Diğer bir anlatımla;  bir suçun oluşması için ASLİ MANEVİ FAİLİN (Çıkar vaadeden) olmasını şart koşmak, suç ve ceza teorisi ile bağdaşacakmıdır.

Daha açık bir tabirle, korunması gereken hukuki yarar“TEMEL MİLLİ ÇIKAR” ise  bunun her koşulda korunması gerekmez mi?    

Bu sorunların yanıtını  Ceza Hukuku açısından bilimsel bir temele oturtmak mümkün olmadığı gibi,  mantık kurallarıyla da uzlaştırmak mümkün değildir. Öncelikle bu düzenleme hukuki açıdan gerekliliğinde ötesinde,  suçun maddi unsuru olarak getirilen ölçüt akıl kurallarını zorlamaktadır. Bu tespitin yapılması gerekir.

Aslında suçun “ MADDİ UNSURUNDA “ getirilen bu ölçüt, birazda  tasarıyı hazırlayanların utangaçlığını  yansıtmaktadır.  Metinden ve gerekçeden anlaşıldığı kadarıyla , tasarıyı hazırlayanlardaki  arzu  resmi politikalara  karşı söz ve eylemde bulunanların cezalandırılmasıdır.  Fakat “ÇIKAR” unsurunun kaldırması halinde, yükselen tepkileri göğüslemek mümkün olmayacaktır.
Çünkü böyle bir düzenleme doğrudan doğruya fikir ve düşünce özgürlüğüne açık bir müdahale olacaktır.  Fakat oluşabilecek tepkileri yumuşatmak amacıyla, SUÇUN MADDİ UNSURUNDA getirilen bu ölçüt bu sefer CEZA HUKUKUNUN TEMEL İLKELERİNİ alt üst etmiştir.



                                                                                              S-38
Diğer taraftan  tartışılması gereken diğer bir nokta;  “TEMEL MİLLİ YARAR” kavramıdır.

+--

Yönergeler:
(a) Belge bölümündeki "Çünkü böyle bir düzenleme doğrudan doğruya fikir ve düşünce özgürlüğüne açık bir müdahale olacaktır." cümlesini İngilizceye çevirin.
(b) Belge bölümüne göre suçun maddi unsurunda getirilen ölçüt kimin neyini yansıtmaktadır?
(c) Belge bölümünden bir kısmı aynen aktarın: "Bu sorunların yanıtını  Ceza" sözcüklerinin geçtiği yerden başlayın ve "tespitin yapılması gerekir." sözcüklerinden sonra durun.

Veri alıntısı:

+--

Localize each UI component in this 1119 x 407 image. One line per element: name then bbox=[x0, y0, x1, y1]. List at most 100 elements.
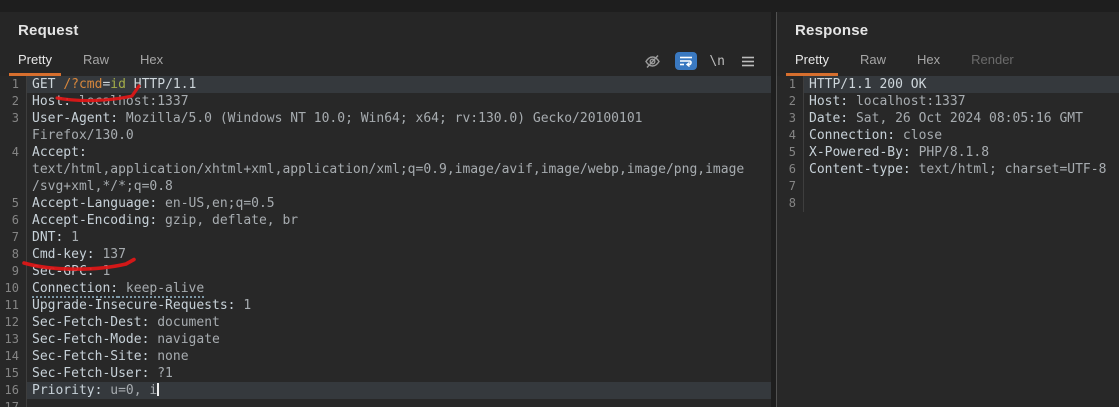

+--

Yanıtlar:
(a) Because such a regulation would be a direct and open interference with freedom of opinion and thought.

(b) Tasarıyı hazırlayanların utangaçlığını yansıtmaktadır.

(c)
Bu sorunların yanıtını  Ceza Hukuku açısından bilimsel bir temele oturtmak mümkün olmadığı gibi,  mantık kurallarıyla da uzlaştırmak mümkün değildir. Öncelikle bu düzenleme hukuki açıdan gerekliliğinde ötesinde,  suçun maddi unsuru olarak getirilen ölçüt akıl kurallarını zorlamaktadır. Bu tespitin yapılması gerekir.